**To do**.
Report all lines from the entries below in which "ylabel" appears.
═══
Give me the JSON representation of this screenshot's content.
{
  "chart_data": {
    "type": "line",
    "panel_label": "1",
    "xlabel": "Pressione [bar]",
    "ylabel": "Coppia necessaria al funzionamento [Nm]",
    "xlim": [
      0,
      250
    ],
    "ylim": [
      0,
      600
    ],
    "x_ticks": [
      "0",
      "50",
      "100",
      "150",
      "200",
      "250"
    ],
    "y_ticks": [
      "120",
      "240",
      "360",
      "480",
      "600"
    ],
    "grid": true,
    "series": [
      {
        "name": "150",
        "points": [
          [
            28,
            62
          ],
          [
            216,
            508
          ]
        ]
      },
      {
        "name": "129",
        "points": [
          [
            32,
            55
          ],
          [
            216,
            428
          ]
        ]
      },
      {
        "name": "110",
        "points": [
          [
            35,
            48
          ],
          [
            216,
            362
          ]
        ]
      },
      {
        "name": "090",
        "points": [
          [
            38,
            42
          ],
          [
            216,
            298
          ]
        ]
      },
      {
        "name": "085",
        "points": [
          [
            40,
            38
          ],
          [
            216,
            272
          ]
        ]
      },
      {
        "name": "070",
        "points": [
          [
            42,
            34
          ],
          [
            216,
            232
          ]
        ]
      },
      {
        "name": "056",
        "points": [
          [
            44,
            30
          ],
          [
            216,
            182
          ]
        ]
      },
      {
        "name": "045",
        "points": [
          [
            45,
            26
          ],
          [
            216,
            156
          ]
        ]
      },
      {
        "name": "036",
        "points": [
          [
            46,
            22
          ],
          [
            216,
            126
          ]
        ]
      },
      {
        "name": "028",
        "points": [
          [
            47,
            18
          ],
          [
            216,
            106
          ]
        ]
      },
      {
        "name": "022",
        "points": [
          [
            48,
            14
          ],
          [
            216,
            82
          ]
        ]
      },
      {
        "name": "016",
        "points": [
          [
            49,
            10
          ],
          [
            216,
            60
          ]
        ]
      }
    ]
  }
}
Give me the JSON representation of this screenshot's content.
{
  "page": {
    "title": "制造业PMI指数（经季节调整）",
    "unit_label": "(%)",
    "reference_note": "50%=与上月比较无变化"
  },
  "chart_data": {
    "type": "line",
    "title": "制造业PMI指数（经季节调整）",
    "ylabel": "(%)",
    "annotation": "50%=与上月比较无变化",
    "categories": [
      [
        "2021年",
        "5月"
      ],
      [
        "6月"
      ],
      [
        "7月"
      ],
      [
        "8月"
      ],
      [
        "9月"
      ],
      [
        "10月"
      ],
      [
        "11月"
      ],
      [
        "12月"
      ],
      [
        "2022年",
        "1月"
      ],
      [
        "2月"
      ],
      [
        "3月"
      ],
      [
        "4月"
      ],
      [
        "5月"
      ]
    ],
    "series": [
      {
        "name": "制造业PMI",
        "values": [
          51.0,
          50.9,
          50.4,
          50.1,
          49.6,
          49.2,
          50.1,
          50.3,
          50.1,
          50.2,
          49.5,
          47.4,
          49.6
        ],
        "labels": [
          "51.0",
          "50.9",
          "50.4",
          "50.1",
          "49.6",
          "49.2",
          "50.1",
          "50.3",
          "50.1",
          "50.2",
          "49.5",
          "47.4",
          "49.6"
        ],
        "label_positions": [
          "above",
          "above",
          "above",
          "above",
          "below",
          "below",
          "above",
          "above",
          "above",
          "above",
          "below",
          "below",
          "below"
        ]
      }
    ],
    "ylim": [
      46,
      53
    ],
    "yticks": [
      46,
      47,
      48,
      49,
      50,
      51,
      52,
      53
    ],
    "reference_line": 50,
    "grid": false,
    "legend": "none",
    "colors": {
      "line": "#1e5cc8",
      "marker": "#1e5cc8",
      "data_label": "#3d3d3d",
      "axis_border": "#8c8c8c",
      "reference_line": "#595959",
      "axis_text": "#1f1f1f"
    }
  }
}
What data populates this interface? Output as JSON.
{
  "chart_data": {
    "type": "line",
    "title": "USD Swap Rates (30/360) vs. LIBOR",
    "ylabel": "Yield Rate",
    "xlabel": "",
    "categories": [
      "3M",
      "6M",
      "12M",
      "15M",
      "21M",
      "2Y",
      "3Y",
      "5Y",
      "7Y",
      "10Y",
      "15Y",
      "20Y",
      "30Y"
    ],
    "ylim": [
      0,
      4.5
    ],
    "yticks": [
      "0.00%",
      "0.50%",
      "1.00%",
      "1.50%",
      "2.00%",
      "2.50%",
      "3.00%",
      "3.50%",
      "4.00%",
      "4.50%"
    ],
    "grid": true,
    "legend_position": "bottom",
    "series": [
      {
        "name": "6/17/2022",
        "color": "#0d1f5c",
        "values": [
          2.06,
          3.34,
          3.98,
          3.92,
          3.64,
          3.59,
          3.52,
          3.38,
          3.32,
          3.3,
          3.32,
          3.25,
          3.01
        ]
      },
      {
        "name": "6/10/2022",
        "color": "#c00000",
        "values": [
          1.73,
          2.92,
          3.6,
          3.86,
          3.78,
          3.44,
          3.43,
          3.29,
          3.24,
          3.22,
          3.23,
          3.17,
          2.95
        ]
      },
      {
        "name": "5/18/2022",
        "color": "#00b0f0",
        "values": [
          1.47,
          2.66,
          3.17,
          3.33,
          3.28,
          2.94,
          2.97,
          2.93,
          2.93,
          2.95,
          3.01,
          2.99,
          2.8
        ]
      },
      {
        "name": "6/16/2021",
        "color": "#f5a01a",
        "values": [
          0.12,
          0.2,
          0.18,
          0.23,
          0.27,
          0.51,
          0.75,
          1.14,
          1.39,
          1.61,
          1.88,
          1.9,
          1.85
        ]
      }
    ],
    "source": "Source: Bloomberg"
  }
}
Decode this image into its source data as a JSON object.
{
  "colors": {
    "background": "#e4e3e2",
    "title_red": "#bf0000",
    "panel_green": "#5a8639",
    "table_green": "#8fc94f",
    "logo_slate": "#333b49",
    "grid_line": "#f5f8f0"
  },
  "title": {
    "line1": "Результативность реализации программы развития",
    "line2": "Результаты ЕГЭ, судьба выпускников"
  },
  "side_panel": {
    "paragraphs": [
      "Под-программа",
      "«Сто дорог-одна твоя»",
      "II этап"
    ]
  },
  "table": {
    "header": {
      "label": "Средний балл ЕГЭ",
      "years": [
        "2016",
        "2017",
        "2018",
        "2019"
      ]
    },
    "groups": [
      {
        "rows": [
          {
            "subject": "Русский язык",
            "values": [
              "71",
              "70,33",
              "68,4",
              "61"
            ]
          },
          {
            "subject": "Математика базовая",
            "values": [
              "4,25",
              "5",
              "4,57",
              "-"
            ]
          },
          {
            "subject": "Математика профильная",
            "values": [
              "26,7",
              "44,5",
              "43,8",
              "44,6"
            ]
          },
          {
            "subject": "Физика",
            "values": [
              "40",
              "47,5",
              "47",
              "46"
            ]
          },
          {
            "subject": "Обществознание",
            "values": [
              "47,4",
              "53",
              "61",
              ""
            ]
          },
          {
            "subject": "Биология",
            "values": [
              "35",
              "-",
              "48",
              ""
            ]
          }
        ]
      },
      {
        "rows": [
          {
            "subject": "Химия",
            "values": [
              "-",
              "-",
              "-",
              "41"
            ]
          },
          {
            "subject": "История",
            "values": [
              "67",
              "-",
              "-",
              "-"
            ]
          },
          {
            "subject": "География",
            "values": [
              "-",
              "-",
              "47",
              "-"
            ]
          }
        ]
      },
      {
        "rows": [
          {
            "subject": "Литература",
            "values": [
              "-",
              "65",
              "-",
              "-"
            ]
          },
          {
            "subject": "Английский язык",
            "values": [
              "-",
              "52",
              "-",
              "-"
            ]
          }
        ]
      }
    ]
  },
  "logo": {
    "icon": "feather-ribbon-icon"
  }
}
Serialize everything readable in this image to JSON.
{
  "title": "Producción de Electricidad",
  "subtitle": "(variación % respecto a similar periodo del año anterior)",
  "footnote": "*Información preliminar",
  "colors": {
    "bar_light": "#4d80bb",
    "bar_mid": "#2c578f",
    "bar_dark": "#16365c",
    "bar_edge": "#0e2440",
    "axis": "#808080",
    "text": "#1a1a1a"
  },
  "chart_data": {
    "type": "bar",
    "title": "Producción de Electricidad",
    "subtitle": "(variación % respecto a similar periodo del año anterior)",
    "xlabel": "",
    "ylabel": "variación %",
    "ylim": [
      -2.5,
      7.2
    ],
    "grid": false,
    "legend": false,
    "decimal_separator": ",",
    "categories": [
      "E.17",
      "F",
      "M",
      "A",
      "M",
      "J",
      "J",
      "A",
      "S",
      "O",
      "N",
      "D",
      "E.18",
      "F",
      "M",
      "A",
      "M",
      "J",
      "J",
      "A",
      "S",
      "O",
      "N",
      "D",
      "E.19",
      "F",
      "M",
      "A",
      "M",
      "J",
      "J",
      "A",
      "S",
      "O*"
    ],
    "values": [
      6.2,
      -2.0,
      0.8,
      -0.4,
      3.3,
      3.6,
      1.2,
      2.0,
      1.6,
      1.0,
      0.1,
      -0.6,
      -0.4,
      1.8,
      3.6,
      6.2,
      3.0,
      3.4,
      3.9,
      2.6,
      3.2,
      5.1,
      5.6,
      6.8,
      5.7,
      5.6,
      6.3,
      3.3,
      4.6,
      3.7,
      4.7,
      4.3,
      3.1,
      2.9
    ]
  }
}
═══
**Exercise answer**.
    "ylabel": "Coppia necessaria al funzionamento [Nm]",
    "ylabel": "(%)",
    "ylabel": "Yield Rate",
    "ylabel": "variación %",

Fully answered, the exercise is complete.